**Aim:**
Repeat the material exactly as it appears.

*** Material supplied ***

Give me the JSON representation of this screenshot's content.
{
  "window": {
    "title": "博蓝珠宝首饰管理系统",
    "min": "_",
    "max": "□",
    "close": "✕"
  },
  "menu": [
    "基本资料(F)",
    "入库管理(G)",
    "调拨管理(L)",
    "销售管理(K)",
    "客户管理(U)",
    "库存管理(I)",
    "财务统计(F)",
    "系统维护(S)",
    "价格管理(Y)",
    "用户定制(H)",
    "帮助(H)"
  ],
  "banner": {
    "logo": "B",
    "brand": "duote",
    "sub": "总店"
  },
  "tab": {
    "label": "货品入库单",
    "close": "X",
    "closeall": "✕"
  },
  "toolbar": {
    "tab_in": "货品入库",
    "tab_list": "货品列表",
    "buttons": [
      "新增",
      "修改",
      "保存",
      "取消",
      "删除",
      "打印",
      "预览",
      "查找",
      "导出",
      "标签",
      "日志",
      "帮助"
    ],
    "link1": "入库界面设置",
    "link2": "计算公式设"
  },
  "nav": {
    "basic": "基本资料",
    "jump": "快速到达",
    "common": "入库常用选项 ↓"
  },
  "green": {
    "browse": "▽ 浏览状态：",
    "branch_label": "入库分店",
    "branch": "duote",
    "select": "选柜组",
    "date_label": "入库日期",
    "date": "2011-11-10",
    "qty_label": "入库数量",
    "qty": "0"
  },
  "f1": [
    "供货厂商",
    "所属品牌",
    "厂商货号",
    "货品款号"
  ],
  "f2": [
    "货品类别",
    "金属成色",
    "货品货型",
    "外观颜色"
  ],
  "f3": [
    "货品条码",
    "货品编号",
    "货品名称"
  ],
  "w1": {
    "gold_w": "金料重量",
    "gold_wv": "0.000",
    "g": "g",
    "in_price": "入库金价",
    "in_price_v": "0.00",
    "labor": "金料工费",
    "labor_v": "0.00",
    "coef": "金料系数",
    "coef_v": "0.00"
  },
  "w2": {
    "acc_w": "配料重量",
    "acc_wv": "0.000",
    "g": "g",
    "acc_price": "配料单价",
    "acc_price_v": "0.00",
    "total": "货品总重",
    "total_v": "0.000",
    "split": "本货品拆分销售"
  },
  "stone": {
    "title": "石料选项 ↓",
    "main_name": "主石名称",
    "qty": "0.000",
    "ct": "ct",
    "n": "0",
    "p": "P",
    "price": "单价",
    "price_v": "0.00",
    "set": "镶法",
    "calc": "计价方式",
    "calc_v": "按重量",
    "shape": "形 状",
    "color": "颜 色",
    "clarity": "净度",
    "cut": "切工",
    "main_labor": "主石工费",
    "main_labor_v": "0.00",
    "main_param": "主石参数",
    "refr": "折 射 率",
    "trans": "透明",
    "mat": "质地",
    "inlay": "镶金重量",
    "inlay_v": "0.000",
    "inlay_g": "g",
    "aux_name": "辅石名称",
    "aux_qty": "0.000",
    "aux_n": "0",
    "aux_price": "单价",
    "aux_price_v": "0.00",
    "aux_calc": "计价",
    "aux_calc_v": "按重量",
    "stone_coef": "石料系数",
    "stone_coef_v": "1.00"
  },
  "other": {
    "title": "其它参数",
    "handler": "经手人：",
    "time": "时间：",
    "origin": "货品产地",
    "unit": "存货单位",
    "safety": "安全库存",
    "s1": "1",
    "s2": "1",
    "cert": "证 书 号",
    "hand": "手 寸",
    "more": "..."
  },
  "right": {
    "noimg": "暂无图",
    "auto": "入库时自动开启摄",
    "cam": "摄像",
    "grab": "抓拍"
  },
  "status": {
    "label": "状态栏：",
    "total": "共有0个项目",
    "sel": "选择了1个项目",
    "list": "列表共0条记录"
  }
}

***

**Output of the exercise:**
Give me the JSON representation of this screenshot's content.
{
  "window": {
    "title": "博蓝珠宝首饰管理系统",
    "min": "_",
    "max": "□",
    "close": "✕"
  },
  "menu": [
    "基本资料(F)",
    "入库管理(G)",
    "调拨管理(L)",
    "销售管理(K)",
    "客户管理(U)",
    "库存管理(I)",
    "财务统计(F)",
    "系统维护(S)",
    "价格管理(Y)",
    "用户定制(H)",
    "帮助(H)"
  ],
  "banner": {
    "logo": "B",
    "brand": "duote",
    "sub": "总店"
  },
  "tab": {
    "label": "货品入库单",
    "close": "X",
    "closeall": "✕"
  },
  "toolbar": {
    "tab_in": "货品入库",
    "tab_list": "货品列表",
    "buttons": [
      "新增",
      "修改",
      "保存",
      "取消",
      "删除",
      "打印",
      "预览",
      "查找",
      "导出",
      "标签",
      "日志",
      "帮助"
    ],
    "link1": "入库界面设置",
    "link2": "计算公式设"
  },
  "nav": {
    "basic": "基本资料",
    "jump": "快速到达",
    "common": "入库常用选项 ↓"
  },
  "green": {
    "browse": "▽ 浏览状态：",
    "branch_label": "入库分店",
    "branch": "duote",
    "select": "选柜组",
    "date_label": "入库日期",
    "date": "2011-11-10",
    "qty_label": "入库数量",
    "qty": "0"
  },
  "f1": [
    "供货厂商",
    "所属品牌",
    "厂商货号",
    "货品款号"
  ],
  "f2": [
    "货品类别",
    "金属成色",
    "货品货型",
    "外观颜色"
  ],
  "f3": [
    "货品条码",
    "货品编号",
    "货品名称"
  ],
  "w1": {
    "gold_w": "金料重量",
    "gold_wv": "0.000",
    "g": "g",
    "in_price": "入库金价",
    "in_price_v": "0.00",
    "labor": "金料工费",
    "labor_v": "0.00",
    "coef": "金料系数",
    "coef_v": "0.00"
  },
  "w2": {
    "acc_w": "配料重量",
    "acc_wv": "0.000",
    "g": "g",
    "acc_price": "配料单价",
    "acc_price_v": "0.00",
    "total": "货品总重",
    "total_v": "0.000",
    "split": "本货品拆分销售"
  },
  "stone": {
    "title": "石料选项 ↓",
    "main_name": "主石名称",
    "qty": "0.000",
    "ct": "ct",
    "n": "0",
    "p": "P",
    "price": "单价",
    "price_v": "0.00",
    "set": "镶法",
    "calc": "计价方式",
    "calc_v": "按重量",
    "shape": "形 状",
    "color": "颜 色",
    "clarity": "净度",
    "cut": "切工",
    "main_labor": "主石工费",
    "main_labor_v": "0.00",
    "main_param": "主石参数",
    "refr": "折 射 率",
    "trans": "透明",
    "mat": "质地",
    "inlay": "镶金重量",
    "inlay_v": "0.000",
    "inlay_g": "g",
    "aux_name": "辅石名称",
    "aux_qty": "0.000",
    "aux_n": "0",
    "aux_price": "单价",
    "aux_price_v": "0.00",
    "aux_calc": "计价",
    "aux_calc_v": "按重量",
    "stone_coef": "石料系数",
    "stone_coef_v": "1.00"
  },
  "other": {
    "title": "其它参数",
    "handler": "经手人：",
    "time": "时间：",
    "origin": "货品产地",
    "unit": "存货单位",
    "safety": "安全库存",
    "s1": "1",
    "s2": "1",
    "cert": "证 书 号",
    "hand": "手 寸",
    "more": "..."
  },
  "right": {
    "noimg": "暂无图",
    "auto": "入库时自动开启摄",
    "cam": "摄像",
    "grab": "抓拍"
  },
  "status": {
    "label": "状态栏：",
    "total": "共有0个项目",
    "sel": "选择了1个项目",
    "list": "列表共0条记录"
  }
}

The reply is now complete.